=== What to produce ===
Scan the lines and state how many carry "Medium". Leave out everything but the number.

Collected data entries
################

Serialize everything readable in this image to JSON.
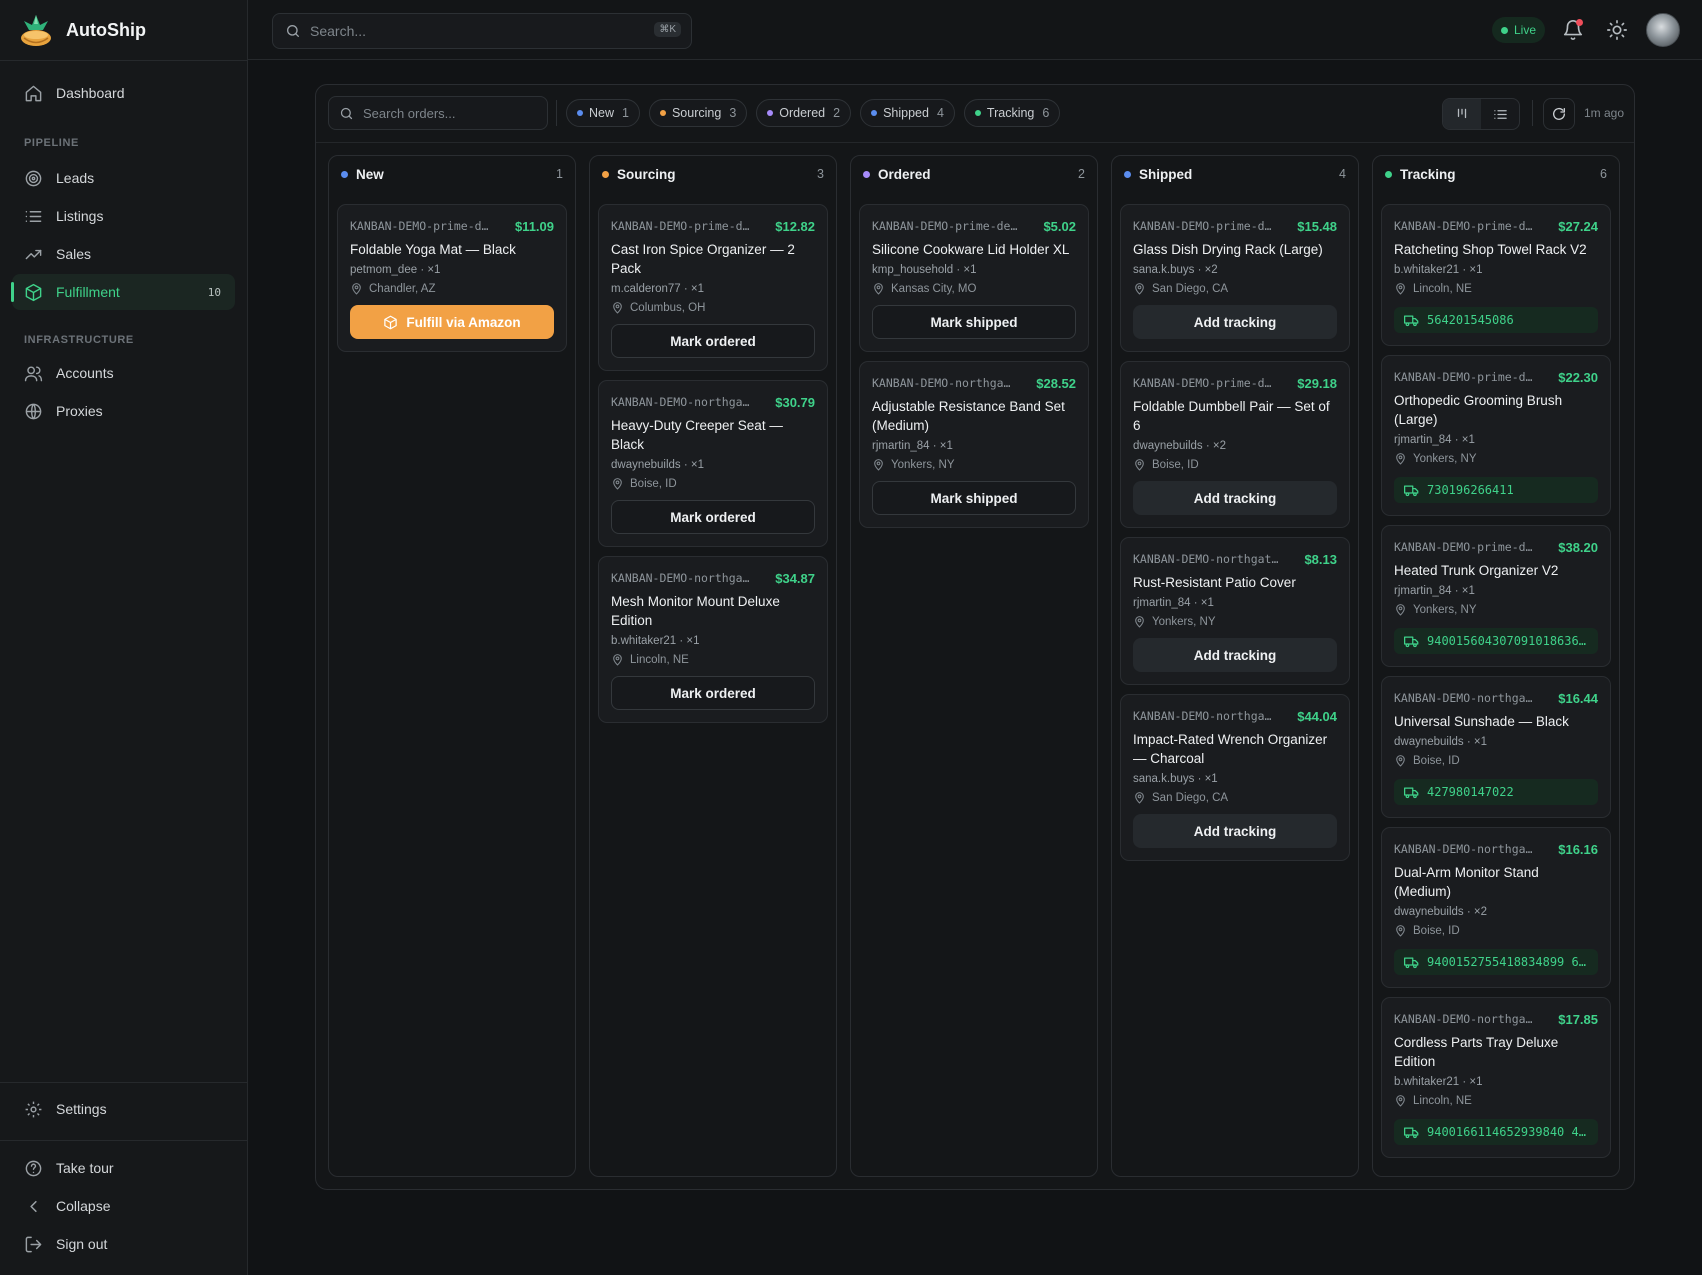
{
  "app": {
    "name": "AutoShip",
    "search_placeholder": "Search...",
    "search_shortcut": "⌘K",
    "live_label": "Live"
  },
  "sidebar": {
    "top_items": [
      {
        "label": "Dashboard",
        "icon": "home-icon"
      }
    ],
    "pipeline_label": "PIPELINE",
    "pipeline_items": [
      {
        "label": "Leads",
        "icon": "target-icon"
      },
      {
        "label": "Listings",
        "icon": "list-icon"
      },
      {
        "label": "Sales",
        "icon": "trending-up-icon"
      },
      {
        "label": "Fulfillment",
        "icon": "package-icon",
        "badge": "10",
        "active": true
      }
    ],
    "infrastructure_label": "INFRASTRUCTURE",
    "infrastructure_items": [
      {
        "label": "Accounts",
        "icon": "users-icon"
      },
      {
        "label": "Proxies",
        "icon": "globe-icon"
      }
    ],
    "settings_label": "Settings",
    "bottom_items": [
      {
        "label": "Take tour",
        "icon": "help-circle-icon"
      },
      {
        "label": "Collapse",
        "icon": "chevron-left-icon"
      },
      {
        "label": "Sign out",
        "icon": "sign-out-icon"
      }
    ]
  },
  "toolbar": {
    "search_placeholder": "Search orders...",
    "filters": [
      {
        "label": "New",
        "count": "1",
        "color": "#5b8def"
      },
      {
        "label": "Sourcing",
        "count": "3",
        "color": "#f2a145"
      },
      {
        "label": "Ordered",
        "count": "2",
        "color": "#a78bfa"
      },
      {
        "label": "Shipped",
        "count": "4",
        "color": "#5b8def"
      },
      {
        "label": "Tracking",
        "count": "6",
        "color": "#3fd28a"
      }
    ],
    "updated": "1m ago"
  },
  "columns": [
    {
      "title": "New",
      "count": "1",
      "color": "#5b8def",
      "cards": [
        {
          "id": "KANBAN-DEMO-prime-d…",
          "price": "$11.09",
          "title": "Foldable Yoga Mat — Black",
          "buyer": "petmom_dee · ×1",
          "location": "Chandler, AZ",
          "action": "Fulfill via Amazon",
          "action_style": "amazon"
        }
      ]
    },
    {
      "title": "Sourcing",
      "count": "3",
      "color": "#f2a145",
      "cards": [
        {
          "id": "KANBAN-DEMO-prime-d…",
          "price": "$12.82",
          "title": "Cast Iron Spice Organizer — 2 Pack",
          "buyer": "m.calderon77 · ×1",
          "location": "Columbus, OH",
          "action": "Mark ordered",
          "action_style": "outline"
        },
        {
          "id": "KANBAN-DEMO-northga…",
          "price": "$30.79",
          "title": "Heavy-Duty Creeper Seat — Black",
          "buyer": "dwaynebuilds · ×1",
          "location": "Boise, ID",
          "action": "Mark ordered",
          "action_style": "outline"
        },
        {
          "id": "KANBAN-DEMO-northga…",
          "price": "$34.87",
          "title": "Mesh Monitor Mount Deluxe Edition",
          "buyer": "b.whitaker21 · ×1",
          "location": "Lincoln, NE",
          "action": "Mark ordered",
          "action_style": "outline"
        }
      ]
    },
    {
      "title": "Ordered",
      "count": "2",
      "color": "#a78bfa",
      "cards": [
        {
          "id": "KANBAN-DEMO-prime-de…",
          "price": "$5.02",
          "title": "Silicone Cookware Lid Holder XL",
          "buyer": "kmp_household · ×1",
          "location": "Kansas City, MO",
          "action": "Mark shipped",
          "action_style": "outline"
        },
        {
          "id": "KANBAN-DEMO-northga…",
          "price": "$28.52",
          "title": "Adjustable Resistance Band Set (Medium)",
          "buyer": "rjmartin_84 · ×1",
          "location": "Yonkers, NY",
          "action": "Mark shipped",
          "action_style": "outline"
        }
      ]
    },
    {
      "title": "Shipped",
      "count": "4",
      "color": "#5b8def",
      "cards": [
        {
          "id": "KANBAN-DEMO-prime-d…",
          "price": "$15.48",
          "title": "Glass Dish Drying Rack (Large)",
          "buyer": "sana.k.buys · ×2",
          "location": "San Diego, CA",
          "action": "Add tracking",
          "action_style": "dark"
        },
        {
          "id": "KANBAN-DEMO-prime-d…",
          "price": "$29.18",
          "title": "Foldable Dumbbell Pair — Set of 6",
          "buyer": "dwaynebuilds · ×2",
          "location": "Boise, ID",
          "action": "Add tracking",
          "action_style": "dark"
        },
        {
          "id": "KANBAN-DEMO-northgat…",
          "price": "$8.13",
          "title": "Rust-Resistant Patio Cover",
          "buyer": "rjmartin_84 · ×1",
          "location": "Yonkers, NY",
          "action": "Add tracking",
          "action_style": "dark"
        },
        {
          "id": "KANBAN-DEMO-northga…",
          "price": "$44.04",
          "title": "Impact-Rated Wrench Organizer — Charcoal",
          "buyer": "sana.k.buys · ×1",
          "location": "San Diego, CA",
          "action": "Add tracking",
          "action_style": "dark"
        }
      ]
    },
    {
      "title": "Tracking",
      "count": "6",
      "color": "#3fd28a",
      "cards": [
        {
          "id": "KANBAN-DEMO-prime-d…",
          "price": "$27.24",
          "title": "Ratcheting Shop Towel Rack V2",
          "buyer": "b.whitaker21 · ×1",
          "location": "Lincoln, NE",
          "tracking": "564201545086"
        },
        {
          "id": "KANBAN-DEMO-prime-d…",
          "price": "$22.30",
          "title": "Orthopedic Grooming Brush (Large)",
          "buyer": "rjmartin_84 · ×1",
          "location": "Yonkers, NY",
          "tracking": "730196266411"
        },
        {
          "id": "KANBAN-DEMO-prime-d…",
          "price": "$38.20",
          "title": "Heated Trunk Organizer V2",
          "buyer": "rjmartin_84 · ×1",
          "location": "Yonkers, NY",
          "tracking": "940015604307091018636…"
        },
        {
          "id": "KANBAN-DEMO-northga…",
          "price": "$16.44",
          "title": "Universal Sunshade — Black",
          "buyer": "dwaynebuilds · ×1",
          "location": "Boise, ID",
          "tracking": "427980147022"
        },
        {
          "id": "KANBAN-DEMO-northga…",
          "price": "$16.16",
          "title": "Dual-Arm Monitor Stand (Medium)",
          "buyer": "dwaynebuilds · ×2",
          "location": "Boise, ID",
          "tracking": "9400152755418834899 60…"
        },
        {
          "id": "KANBAN-DEMO-northga…",
          "price": "$17.85",
          "title": "Cordless Parts Tray Deluxe Edition",
          "buyer": "b.whitaker21 · ×1",
          "location": "Lincoln, NE",
          "tracking": "9400166114652939840 43…"
        }
      ]
    }
  ]
}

################

=== Written solution ===
2